── Material to process ──

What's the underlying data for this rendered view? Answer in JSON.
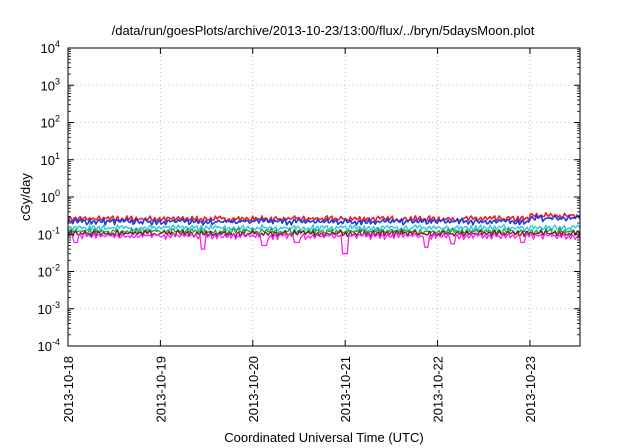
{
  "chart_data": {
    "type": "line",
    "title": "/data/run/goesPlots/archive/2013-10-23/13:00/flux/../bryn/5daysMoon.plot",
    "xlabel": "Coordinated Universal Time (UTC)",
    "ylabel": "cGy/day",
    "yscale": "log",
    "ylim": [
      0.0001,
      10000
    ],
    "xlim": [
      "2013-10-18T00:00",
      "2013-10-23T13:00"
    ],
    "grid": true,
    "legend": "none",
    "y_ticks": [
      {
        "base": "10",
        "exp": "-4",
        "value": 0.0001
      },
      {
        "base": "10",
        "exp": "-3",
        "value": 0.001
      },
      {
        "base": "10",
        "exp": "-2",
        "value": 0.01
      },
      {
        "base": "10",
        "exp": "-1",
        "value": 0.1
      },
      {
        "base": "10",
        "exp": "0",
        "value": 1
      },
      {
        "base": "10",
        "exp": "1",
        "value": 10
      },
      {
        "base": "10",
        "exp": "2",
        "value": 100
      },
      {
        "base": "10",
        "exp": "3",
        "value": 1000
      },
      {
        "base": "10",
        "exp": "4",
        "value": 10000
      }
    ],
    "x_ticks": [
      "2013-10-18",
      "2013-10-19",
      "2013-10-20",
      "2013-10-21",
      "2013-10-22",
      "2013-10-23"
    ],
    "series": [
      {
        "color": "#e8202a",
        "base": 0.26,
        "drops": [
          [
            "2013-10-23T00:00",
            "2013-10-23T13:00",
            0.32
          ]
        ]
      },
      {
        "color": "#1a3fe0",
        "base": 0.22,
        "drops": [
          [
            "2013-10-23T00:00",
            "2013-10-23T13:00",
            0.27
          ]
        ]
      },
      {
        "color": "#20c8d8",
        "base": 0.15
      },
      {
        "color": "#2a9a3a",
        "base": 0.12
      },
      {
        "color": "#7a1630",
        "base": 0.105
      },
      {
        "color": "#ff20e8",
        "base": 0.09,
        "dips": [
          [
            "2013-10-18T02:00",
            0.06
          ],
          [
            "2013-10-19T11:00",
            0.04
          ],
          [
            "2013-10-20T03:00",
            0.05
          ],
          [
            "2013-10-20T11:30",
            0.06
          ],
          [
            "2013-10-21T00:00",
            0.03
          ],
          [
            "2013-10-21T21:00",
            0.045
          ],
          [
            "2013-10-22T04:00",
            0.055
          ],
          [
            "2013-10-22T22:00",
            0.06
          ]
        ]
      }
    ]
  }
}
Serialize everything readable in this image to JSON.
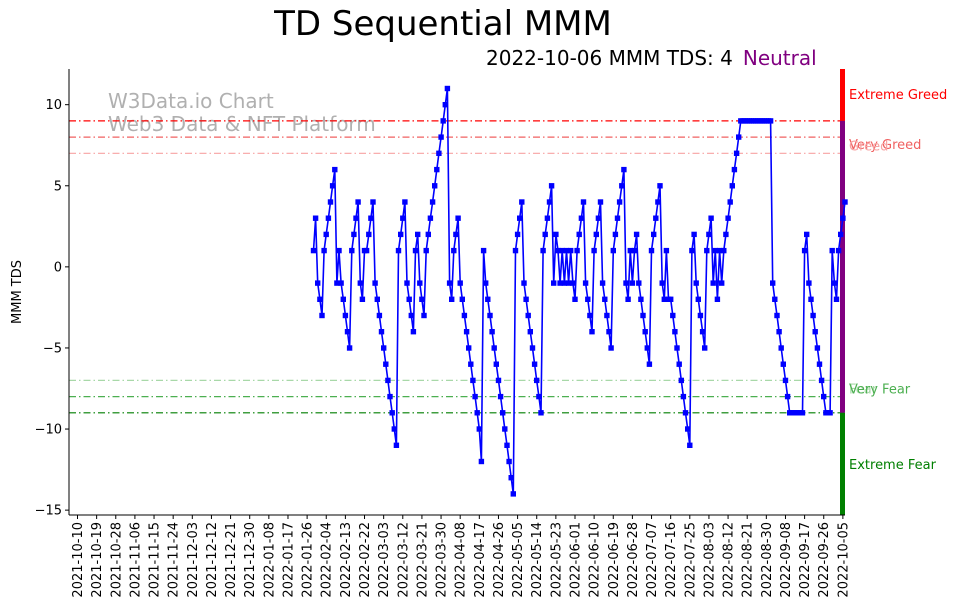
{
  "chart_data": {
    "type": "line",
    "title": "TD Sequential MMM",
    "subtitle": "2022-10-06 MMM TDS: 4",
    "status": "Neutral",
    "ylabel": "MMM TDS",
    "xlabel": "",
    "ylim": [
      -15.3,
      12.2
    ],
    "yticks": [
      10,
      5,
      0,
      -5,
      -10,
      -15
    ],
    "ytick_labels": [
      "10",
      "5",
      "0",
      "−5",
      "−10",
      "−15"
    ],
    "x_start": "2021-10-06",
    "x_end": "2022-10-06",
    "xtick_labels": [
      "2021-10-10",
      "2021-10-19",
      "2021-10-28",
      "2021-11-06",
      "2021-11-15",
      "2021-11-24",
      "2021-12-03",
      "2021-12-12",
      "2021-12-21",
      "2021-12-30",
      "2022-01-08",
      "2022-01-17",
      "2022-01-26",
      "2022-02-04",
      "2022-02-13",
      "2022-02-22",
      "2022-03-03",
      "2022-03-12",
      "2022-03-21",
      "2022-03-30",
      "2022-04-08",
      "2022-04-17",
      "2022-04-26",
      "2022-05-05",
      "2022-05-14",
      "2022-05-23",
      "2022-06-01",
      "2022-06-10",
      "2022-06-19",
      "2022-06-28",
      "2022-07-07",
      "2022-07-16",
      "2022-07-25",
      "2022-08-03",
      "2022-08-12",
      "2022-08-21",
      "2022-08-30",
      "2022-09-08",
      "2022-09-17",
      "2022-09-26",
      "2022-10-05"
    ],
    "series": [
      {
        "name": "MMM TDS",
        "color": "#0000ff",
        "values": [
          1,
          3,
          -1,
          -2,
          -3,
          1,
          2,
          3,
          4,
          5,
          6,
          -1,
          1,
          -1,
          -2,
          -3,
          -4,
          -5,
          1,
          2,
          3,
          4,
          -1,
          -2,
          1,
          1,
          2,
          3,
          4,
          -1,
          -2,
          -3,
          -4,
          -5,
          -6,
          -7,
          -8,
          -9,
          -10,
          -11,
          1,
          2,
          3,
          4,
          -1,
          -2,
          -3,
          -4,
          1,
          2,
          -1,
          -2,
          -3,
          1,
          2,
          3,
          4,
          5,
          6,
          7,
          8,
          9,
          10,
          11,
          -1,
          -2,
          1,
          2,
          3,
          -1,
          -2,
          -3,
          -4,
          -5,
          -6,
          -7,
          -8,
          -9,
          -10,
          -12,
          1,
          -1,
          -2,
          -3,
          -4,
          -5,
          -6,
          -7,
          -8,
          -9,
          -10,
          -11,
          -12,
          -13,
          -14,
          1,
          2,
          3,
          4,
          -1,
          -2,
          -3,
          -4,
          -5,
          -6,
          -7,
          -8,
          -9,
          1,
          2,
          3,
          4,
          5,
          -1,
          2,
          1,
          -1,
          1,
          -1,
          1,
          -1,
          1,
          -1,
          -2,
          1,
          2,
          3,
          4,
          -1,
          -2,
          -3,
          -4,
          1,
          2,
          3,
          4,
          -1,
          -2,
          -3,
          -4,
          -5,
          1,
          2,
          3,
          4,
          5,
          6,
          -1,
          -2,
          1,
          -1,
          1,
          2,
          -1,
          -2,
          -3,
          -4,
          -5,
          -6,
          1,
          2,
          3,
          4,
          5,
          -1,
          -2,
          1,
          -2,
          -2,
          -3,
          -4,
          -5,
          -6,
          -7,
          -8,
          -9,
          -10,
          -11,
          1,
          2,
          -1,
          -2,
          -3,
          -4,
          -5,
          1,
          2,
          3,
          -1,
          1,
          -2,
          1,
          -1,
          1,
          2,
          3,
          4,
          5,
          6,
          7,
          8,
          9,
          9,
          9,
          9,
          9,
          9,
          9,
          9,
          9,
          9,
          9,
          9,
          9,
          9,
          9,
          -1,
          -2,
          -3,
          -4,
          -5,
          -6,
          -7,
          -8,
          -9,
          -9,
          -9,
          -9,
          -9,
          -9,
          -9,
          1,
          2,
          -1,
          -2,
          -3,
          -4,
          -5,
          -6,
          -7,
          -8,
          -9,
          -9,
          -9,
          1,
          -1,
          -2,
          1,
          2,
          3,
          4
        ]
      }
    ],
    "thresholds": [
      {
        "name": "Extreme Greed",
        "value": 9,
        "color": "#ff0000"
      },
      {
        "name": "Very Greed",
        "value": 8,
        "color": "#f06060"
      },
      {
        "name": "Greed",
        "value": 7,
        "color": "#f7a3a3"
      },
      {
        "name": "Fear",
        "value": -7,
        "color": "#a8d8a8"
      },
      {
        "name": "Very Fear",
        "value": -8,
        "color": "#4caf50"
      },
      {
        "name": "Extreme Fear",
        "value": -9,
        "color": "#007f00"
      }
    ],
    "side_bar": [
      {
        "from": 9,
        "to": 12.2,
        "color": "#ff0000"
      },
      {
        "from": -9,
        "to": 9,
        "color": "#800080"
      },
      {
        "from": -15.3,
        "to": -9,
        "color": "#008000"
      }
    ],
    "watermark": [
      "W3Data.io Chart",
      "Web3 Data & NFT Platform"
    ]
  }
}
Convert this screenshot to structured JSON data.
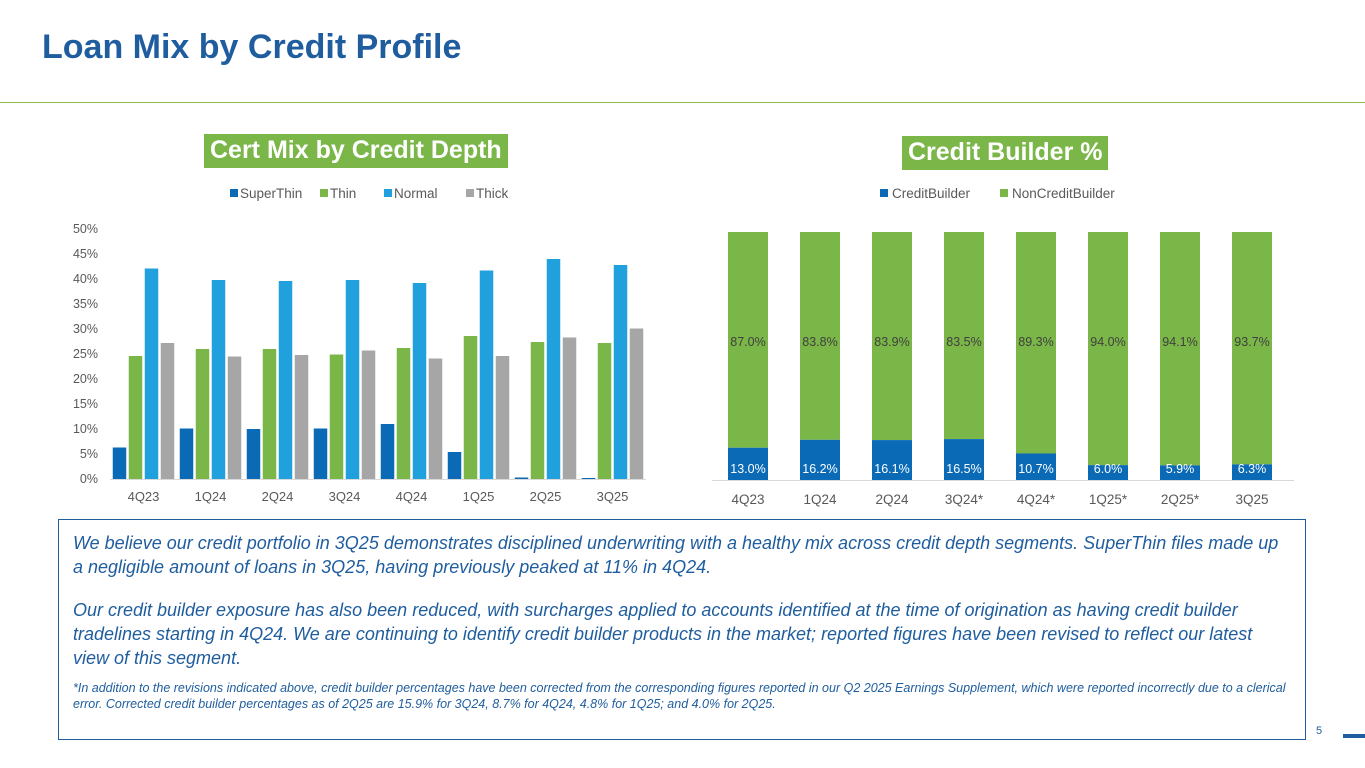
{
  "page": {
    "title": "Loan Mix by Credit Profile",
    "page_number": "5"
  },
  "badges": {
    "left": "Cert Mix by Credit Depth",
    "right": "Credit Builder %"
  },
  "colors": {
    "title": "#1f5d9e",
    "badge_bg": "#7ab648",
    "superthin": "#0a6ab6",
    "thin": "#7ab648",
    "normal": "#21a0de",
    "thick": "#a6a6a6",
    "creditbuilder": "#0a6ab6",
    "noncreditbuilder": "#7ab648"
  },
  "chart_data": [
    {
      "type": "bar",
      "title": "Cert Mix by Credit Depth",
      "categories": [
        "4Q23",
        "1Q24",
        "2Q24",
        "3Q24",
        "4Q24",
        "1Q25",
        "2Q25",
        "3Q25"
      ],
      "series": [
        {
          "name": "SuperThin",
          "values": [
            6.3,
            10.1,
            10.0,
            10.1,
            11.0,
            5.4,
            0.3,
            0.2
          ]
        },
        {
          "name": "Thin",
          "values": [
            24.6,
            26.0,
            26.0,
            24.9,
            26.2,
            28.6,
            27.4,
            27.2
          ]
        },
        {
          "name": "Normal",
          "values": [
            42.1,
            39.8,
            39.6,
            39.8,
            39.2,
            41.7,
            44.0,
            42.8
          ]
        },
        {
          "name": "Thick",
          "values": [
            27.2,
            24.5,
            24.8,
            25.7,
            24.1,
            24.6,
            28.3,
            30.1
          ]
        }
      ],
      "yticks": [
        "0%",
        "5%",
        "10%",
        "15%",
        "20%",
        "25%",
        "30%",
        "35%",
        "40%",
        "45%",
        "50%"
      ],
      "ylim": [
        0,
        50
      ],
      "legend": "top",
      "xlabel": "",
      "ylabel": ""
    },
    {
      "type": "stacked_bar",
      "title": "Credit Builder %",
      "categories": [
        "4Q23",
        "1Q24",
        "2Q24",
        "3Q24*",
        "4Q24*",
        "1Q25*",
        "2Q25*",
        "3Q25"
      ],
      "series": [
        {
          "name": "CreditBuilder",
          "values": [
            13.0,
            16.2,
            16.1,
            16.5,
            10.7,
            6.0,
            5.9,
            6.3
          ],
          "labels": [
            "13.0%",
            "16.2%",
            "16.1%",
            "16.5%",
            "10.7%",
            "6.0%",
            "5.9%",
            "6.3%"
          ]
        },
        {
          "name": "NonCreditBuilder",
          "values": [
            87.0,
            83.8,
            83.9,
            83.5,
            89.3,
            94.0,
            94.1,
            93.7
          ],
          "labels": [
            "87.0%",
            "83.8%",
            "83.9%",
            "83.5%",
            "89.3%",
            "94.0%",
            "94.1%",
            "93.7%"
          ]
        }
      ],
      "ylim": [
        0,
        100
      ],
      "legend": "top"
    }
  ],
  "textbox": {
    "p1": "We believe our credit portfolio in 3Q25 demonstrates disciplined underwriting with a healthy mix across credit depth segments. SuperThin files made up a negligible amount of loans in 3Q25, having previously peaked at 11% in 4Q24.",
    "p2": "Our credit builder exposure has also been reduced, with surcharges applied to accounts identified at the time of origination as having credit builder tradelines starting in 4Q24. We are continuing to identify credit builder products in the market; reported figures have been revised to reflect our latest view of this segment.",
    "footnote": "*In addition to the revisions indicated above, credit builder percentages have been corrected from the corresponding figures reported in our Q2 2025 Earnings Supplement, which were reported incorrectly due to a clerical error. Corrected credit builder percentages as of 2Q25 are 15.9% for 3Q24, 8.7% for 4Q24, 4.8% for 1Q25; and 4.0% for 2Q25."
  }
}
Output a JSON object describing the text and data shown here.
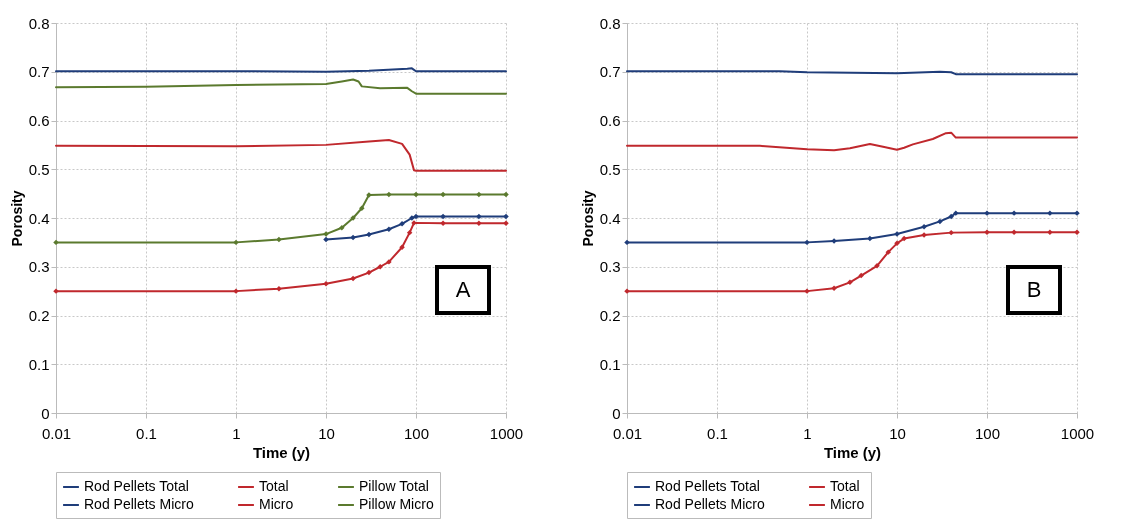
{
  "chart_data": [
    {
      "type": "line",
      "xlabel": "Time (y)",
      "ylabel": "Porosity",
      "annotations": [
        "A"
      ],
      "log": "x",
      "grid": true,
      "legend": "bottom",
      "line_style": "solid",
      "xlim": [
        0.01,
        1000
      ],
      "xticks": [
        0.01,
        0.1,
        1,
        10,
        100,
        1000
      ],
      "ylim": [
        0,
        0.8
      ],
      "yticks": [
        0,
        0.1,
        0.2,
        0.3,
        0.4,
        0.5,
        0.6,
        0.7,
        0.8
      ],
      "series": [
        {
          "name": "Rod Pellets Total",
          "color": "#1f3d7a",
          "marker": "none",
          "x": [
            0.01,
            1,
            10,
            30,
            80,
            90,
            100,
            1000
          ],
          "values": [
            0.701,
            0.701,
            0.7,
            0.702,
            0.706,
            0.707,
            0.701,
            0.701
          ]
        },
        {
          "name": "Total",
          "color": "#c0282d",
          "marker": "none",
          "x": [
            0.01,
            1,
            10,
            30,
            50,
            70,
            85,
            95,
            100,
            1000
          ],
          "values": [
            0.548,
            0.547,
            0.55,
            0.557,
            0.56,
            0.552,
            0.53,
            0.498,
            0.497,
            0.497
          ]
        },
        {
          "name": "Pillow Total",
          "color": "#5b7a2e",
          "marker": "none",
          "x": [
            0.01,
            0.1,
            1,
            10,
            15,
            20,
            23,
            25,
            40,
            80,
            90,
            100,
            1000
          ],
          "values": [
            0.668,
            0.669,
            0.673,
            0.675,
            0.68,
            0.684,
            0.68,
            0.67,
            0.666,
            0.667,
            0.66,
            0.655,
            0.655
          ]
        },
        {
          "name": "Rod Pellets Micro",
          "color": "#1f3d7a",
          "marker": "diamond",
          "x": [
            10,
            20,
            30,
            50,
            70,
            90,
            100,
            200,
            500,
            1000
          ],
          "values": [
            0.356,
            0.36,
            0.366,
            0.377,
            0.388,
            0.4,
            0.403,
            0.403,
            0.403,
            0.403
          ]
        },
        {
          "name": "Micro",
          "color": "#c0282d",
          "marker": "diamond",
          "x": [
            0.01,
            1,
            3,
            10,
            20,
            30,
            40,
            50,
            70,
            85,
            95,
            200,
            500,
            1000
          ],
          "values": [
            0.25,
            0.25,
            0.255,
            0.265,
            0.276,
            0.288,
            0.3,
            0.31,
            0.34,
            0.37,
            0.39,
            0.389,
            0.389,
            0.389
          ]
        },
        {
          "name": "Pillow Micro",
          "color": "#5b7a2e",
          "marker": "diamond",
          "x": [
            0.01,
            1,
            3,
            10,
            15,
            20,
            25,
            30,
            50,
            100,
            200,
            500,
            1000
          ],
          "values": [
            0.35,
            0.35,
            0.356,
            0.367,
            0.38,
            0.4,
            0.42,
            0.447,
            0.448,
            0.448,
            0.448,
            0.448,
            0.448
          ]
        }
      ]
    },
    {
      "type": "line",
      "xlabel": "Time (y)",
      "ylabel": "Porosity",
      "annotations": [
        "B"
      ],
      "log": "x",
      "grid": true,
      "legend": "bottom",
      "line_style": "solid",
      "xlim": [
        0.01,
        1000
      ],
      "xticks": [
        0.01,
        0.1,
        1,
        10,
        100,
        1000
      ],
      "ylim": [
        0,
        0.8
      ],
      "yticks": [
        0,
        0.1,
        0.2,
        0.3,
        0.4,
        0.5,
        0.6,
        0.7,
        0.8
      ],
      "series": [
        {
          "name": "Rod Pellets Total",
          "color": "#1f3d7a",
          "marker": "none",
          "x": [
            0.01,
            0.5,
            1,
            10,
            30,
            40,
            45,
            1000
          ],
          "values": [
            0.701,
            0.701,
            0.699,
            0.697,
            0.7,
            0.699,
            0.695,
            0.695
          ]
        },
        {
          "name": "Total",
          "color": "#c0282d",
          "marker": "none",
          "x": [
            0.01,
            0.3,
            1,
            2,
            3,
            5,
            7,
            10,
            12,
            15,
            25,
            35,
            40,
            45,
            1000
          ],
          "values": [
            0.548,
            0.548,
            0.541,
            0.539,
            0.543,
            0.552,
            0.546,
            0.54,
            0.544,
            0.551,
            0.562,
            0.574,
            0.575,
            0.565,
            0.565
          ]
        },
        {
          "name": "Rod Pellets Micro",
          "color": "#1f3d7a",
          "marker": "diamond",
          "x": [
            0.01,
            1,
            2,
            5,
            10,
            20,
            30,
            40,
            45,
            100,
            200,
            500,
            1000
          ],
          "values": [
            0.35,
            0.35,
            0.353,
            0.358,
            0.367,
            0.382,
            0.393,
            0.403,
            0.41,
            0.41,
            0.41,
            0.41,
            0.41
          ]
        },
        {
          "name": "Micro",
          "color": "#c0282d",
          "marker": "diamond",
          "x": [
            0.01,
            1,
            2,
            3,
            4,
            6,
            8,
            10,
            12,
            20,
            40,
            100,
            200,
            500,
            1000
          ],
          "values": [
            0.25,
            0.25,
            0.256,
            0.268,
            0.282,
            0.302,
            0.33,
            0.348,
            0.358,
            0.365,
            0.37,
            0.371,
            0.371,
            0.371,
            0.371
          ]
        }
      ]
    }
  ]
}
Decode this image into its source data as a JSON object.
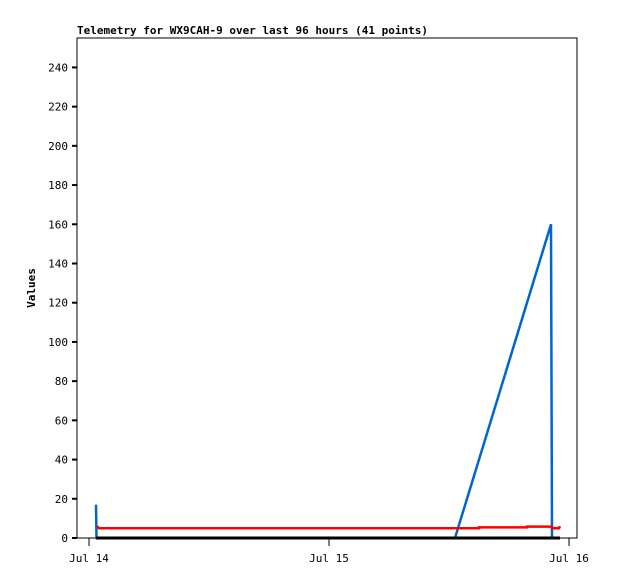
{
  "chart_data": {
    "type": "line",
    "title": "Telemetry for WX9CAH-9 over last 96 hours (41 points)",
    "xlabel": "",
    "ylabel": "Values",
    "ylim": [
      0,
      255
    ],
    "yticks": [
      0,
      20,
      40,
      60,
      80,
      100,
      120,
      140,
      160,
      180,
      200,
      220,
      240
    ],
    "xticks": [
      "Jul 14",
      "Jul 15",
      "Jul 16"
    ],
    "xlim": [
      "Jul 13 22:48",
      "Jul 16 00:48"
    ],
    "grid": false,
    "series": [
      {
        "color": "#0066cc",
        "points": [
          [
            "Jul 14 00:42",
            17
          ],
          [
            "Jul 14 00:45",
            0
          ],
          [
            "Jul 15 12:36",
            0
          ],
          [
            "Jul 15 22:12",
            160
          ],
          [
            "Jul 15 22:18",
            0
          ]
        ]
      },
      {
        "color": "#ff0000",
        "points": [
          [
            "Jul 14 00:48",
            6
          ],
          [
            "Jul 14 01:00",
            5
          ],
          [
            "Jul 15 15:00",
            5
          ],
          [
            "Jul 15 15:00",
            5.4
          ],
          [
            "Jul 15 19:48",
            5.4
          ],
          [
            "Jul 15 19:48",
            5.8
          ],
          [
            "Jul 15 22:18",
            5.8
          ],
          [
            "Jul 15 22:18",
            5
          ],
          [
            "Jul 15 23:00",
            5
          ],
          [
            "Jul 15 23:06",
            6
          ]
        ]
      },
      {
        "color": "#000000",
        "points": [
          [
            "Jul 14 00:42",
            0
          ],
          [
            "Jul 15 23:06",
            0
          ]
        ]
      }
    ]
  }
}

───

Given exercise
Locate the word "Greed" in the records and collect each line it appears in.

The completed task
        "name": "Extreme Greed",
        "name": "Very Greed",
        "name": "Greed",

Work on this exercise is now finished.